Exercise goal: How many lines hold the string "موجود"? Give only the number.

The data:
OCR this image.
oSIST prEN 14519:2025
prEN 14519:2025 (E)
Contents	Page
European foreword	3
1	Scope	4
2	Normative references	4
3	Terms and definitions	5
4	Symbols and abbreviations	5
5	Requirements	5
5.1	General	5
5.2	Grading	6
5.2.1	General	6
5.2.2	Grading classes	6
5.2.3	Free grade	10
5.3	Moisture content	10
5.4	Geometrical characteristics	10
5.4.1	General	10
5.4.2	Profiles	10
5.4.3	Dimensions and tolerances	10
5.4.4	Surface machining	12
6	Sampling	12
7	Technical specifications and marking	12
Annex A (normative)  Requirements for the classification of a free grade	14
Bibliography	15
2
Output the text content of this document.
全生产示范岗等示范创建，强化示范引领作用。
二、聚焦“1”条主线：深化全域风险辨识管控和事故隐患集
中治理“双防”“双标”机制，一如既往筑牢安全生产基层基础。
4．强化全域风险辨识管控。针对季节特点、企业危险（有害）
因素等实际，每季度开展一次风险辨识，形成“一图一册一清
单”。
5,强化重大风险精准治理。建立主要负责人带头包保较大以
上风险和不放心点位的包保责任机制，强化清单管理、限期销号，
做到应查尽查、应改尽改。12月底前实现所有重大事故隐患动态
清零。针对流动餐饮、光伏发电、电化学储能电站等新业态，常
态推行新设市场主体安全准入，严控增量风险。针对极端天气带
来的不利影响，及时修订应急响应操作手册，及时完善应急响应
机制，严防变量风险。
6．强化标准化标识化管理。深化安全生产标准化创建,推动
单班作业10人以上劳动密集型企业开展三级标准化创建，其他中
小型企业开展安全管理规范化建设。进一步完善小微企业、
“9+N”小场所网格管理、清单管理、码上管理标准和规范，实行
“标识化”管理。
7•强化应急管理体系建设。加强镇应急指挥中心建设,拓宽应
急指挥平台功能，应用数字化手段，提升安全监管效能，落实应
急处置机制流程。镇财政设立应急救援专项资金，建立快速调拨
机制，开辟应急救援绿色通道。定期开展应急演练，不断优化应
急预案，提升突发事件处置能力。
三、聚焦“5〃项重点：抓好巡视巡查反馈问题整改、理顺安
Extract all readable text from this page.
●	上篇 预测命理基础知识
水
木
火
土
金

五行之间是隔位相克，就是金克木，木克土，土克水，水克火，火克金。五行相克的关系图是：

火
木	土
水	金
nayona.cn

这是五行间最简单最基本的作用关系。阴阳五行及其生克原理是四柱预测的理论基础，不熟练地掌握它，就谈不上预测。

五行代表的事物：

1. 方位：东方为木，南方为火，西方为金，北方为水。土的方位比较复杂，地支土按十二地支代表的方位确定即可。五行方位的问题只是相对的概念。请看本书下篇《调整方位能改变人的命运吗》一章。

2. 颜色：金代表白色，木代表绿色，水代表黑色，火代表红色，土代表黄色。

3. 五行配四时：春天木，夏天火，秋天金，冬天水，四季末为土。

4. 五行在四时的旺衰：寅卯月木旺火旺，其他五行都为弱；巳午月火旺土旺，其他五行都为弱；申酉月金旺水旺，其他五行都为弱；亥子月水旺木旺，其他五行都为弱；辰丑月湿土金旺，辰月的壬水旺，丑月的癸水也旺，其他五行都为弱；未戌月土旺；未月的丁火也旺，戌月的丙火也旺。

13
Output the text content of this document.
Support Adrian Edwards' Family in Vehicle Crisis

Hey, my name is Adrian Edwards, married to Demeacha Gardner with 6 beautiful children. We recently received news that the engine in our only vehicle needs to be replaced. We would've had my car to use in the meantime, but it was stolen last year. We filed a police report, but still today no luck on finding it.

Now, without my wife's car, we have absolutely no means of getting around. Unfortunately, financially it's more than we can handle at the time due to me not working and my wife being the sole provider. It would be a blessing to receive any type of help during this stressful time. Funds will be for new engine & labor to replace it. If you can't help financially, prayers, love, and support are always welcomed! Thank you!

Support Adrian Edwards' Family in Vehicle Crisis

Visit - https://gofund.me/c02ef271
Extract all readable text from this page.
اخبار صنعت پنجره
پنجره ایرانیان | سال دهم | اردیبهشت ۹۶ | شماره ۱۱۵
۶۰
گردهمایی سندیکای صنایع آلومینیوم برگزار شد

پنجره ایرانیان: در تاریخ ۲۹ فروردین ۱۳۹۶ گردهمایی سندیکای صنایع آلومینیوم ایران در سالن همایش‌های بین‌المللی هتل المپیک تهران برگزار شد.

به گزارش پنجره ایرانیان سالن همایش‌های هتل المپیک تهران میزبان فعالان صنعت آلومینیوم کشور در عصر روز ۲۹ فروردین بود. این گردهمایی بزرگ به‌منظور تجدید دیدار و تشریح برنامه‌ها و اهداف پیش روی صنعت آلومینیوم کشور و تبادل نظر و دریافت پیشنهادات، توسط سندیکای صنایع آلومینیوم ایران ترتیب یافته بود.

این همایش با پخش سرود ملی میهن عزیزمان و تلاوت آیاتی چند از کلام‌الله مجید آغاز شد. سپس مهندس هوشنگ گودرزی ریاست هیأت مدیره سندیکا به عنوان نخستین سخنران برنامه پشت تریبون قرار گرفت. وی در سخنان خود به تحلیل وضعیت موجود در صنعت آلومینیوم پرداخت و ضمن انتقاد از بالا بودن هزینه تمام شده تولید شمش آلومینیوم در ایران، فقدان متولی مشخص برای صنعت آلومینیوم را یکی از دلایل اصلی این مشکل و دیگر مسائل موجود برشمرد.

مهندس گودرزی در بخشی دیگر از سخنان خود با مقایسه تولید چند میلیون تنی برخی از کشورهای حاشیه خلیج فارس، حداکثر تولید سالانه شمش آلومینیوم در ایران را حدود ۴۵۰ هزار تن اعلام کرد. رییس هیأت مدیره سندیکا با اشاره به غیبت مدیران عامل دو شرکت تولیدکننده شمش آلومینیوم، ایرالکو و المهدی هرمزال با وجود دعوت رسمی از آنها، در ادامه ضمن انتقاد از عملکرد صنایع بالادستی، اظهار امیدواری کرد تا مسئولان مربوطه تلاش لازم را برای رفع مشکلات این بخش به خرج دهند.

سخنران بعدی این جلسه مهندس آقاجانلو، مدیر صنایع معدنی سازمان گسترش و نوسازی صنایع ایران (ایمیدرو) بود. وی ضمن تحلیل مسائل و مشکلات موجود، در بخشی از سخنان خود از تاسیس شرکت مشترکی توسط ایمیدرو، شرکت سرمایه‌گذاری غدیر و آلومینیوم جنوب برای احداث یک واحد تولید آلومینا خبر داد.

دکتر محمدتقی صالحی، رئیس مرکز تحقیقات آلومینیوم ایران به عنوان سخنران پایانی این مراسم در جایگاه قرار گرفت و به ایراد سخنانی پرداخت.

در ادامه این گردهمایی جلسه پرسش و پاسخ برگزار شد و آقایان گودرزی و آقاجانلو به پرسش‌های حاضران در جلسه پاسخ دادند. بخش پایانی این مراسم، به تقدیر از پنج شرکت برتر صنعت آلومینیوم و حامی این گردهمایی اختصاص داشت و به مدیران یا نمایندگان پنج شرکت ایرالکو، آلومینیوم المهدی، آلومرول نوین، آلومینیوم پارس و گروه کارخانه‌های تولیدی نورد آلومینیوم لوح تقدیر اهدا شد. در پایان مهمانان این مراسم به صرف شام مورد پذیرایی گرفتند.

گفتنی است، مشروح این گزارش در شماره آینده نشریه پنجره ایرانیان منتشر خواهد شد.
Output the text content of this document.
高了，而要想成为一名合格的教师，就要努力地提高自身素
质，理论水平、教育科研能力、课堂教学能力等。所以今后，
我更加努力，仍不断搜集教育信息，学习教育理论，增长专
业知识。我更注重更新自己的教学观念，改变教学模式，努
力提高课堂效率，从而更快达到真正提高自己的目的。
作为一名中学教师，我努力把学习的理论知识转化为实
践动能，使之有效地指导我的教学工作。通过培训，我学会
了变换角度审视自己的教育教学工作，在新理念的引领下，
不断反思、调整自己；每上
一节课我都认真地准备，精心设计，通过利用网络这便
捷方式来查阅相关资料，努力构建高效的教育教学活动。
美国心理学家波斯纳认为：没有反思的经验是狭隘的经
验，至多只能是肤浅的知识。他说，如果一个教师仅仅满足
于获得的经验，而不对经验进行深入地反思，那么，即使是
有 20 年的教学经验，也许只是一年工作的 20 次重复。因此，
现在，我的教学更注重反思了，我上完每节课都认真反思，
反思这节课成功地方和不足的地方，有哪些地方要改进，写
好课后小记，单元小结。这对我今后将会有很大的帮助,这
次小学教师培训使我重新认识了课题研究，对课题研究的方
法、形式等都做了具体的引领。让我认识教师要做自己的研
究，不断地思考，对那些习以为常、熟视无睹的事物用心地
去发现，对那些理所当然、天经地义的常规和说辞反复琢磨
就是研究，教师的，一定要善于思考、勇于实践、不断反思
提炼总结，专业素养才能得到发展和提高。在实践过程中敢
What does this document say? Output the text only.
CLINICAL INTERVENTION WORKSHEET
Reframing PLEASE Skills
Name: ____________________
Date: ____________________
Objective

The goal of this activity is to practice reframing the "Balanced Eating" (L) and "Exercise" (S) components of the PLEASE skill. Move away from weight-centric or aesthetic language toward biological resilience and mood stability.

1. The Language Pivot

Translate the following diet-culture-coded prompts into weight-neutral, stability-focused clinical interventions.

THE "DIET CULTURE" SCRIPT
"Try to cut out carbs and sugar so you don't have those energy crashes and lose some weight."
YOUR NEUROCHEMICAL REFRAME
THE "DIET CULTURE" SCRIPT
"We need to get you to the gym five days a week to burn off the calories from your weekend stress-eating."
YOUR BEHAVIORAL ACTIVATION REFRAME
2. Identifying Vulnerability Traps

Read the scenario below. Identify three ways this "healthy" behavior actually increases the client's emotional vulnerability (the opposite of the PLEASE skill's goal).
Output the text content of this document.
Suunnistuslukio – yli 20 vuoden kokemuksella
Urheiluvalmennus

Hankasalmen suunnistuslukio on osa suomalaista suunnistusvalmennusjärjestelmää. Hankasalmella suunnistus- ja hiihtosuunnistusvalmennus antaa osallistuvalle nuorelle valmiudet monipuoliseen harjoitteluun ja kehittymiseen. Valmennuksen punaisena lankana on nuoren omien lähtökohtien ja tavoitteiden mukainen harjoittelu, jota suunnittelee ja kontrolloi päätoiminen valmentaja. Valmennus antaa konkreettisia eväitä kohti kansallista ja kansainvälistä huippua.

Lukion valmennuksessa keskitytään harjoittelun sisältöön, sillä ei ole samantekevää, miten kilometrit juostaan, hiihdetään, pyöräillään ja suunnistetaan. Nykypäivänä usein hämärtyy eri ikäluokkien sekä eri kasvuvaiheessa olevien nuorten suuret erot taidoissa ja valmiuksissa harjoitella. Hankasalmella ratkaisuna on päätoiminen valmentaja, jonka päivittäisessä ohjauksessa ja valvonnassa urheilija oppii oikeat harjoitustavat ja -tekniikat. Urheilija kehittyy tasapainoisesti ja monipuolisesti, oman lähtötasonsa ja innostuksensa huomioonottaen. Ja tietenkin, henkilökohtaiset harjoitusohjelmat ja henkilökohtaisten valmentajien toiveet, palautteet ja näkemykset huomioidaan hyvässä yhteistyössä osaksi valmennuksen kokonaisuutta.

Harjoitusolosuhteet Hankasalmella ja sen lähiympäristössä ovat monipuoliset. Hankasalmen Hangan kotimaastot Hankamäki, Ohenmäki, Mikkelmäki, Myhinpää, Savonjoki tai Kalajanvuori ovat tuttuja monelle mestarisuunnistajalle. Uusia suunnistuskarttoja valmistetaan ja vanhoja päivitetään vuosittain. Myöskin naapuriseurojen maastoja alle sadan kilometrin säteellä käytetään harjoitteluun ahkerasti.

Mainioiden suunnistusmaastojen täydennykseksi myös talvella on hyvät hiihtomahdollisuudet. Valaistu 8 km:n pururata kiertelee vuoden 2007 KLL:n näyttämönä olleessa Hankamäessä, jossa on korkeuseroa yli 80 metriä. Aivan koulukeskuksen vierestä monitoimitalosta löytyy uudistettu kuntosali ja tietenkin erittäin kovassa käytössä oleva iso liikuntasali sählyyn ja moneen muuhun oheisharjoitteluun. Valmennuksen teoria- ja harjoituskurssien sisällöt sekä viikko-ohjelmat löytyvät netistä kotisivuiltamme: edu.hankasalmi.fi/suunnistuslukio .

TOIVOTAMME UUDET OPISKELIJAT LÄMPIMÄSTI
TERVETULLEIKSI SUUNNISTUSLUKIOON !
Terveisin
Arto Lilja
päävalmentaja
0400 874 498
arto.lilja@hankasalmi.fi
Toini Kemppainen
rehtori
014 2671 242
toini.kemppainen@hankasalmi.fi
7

Correct output: 2